-- Start of DATA ENTRIES --

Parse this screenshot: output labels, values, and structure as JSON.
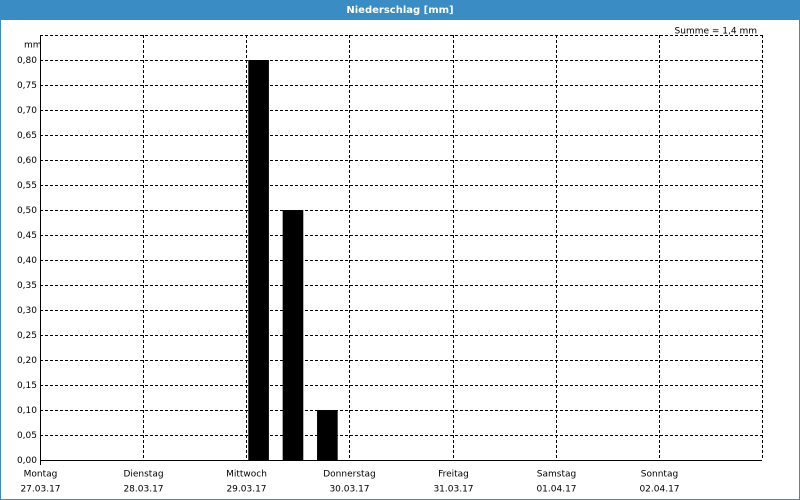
{
  "chart_data": {
    "type": "bar",
    "title": "Niederschlag [mm]",
    "annotation": "Summe = 1,4 mm",
    "y_label": "mm",
    "x": [
      2,
      2.3333,
      2.6667
    ],
    "values": [
      0.8,
      0.5,
      0.1
    ],
    "color": "#000000",
    "xlim": [
      0,
      7
    ],
    "xticks": [
      {
        "value": 0,
        "label": "Montag"
      },
      {
        "value": 1,
        "label": "Dienstag"
      },
      {
        "value": 2,
        "label": "Mittwoch"
      },
      {
        "value": 3,
        "label": "Donnerstag"
      },
      {
        "value": 4,
        "label": "Freitag"
      },
      {
        "value": 5,
        "label": "Samstag"
      },
      {
        "value": 6,
        "label": "Sonntag"
      },
      {
        "value": 7,
        "label": ""
      }
    ],
    "xtick_dates": [
      "27.03.17",
      "28.03.17",
      "29.03.17",
      "30.03.17",
      "31.03.17",
      "01.04.17",
      "02.04.17",
      null
    ],
    "ylim": [
      0,
      0.85
    ],
    "yticks": [
      {
        "value": 0,
        "label": "0,00"
      },
      {
        "value": 0.05,
        "label": "0,05"
      },
      {
        "value": 0.1,
        "label": "0,10"
      },
      {
        "value": 0.15,
        "label": "0,15"
      },
      {
        "value": 0.2,
        "label": "0,20"
      },
      {
        "value": 0.25,
        "label": "0,25"
      },
      {
        "value": 0.3,
        "label": "0,30"
      },
      {
        "value": 0.35,
        "label": "0,35"
      },
      {
        "value": 0.4,
        "label": "0,40"
      },
      {
        "value": 0.45,
        "label": "0,45"
      },
      {
        "value": 0.5,
        "label": "0,50"
      },
      {
        "value": 0.55,
        "label": "0,55"
      },
      {
        "value": 0.6,
        "label": "0,60"
      },
      {
        "value": 0.65,
        "label": "0,65"
      },
      {
        "value": 0.7,
        "label": "0,70"
      },
      {
        "value": 0.75,
        "label": "0,75"
      },
      {
        "value": 0.8,
        "label": "0,80"
      }
    ],
    "grid": true
  }
}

-- End of DATA ENTRIES --

YOUR OBJECTIVE: Print each entry shown above with exact wording and no pictures.

SOLUTION TO THIS PROBLEM:
Parse this screenshot: output labels, values, and structure as JSON.
{
  "chart_data": {
    "type": "bar",
    "title": "Niederschlag [mm]",
    "annotation": "Summe = 1,4 mm",
    "y_label": "mm",
    "x": [
      2,
      2.3333,
      2.6667
    ],
    "values": [
      0.8,
      0.5,
      0.1
    ],
    "color": "#000000",
    "xlim": [
      0,
      7
    ],
    "xticks": [
      {
        "value": 0,
        "label": "Montag"
      },
      {
        "value": 1,
        "label": "Dienstag"
      },
      {
        "value": 2,
        "label": "Mittwoch"
      },
      {
        "value": 3,
        "label": "Donnerstag"
      },
      {
        "value": 4,
        "label": "Freitag"
      },
      {
        "value": 5,
        "label": "Samstag"
      },
      {
        "value": 6,
        "label": "Sonntag"
      },
      {
        "value": 7,
        "label": ""
      }
    ],
    "xtick_dates": [
      "27.03.17",
      "28.03.17",
      "29.03.17",
      "30.03.17",
      "31.03.17",
      "01.04.17",
      "02.04.17",
      null
    ],
    "ylim": [
      0,
      0.85
    ],
    "yticks": [
      {
        "value": 0,
        "label": "0,00"
      },
      {
        "value": 0.05,
        "label": "0,05"
      },
      {
        "value": 0.1,
        "label": "0,10"
      },
      {
        "value": 0.15,
        "label": "0,15"
      },
      {
        "value": 0.2,
        "label": "0,20"
      },
      {
        "value": 0.25,
        "label": "0,25"
      },
      {
        "value": 0.3,
        "label": "0,30"
      },
      {
        "value": 0.35,
        "label": "0,35"
      },
      {
        "value": 0.4,
        "label": "0,40"
      },
      {
        "value": 0.45,
        "label": "0,45"
      },
      {
        "value": 0.5,
        "label": "0,50"
      },
      {
        "value": 0.55,
        "label": "0,55"
      },
      {
        "value": 0.6,
        "label": "0,60"
      },
      {
        "value": 0.65,
        "label": "0,65"
      },
      {
        "value": 0.7,
        "label": "0,70"
      },
      {
        "value": 0.75,
        "label": "0,75"
      },
      {
        "value": 0.8,
        "label": "0,80"
      }
    ],
    "grid": true
  }
}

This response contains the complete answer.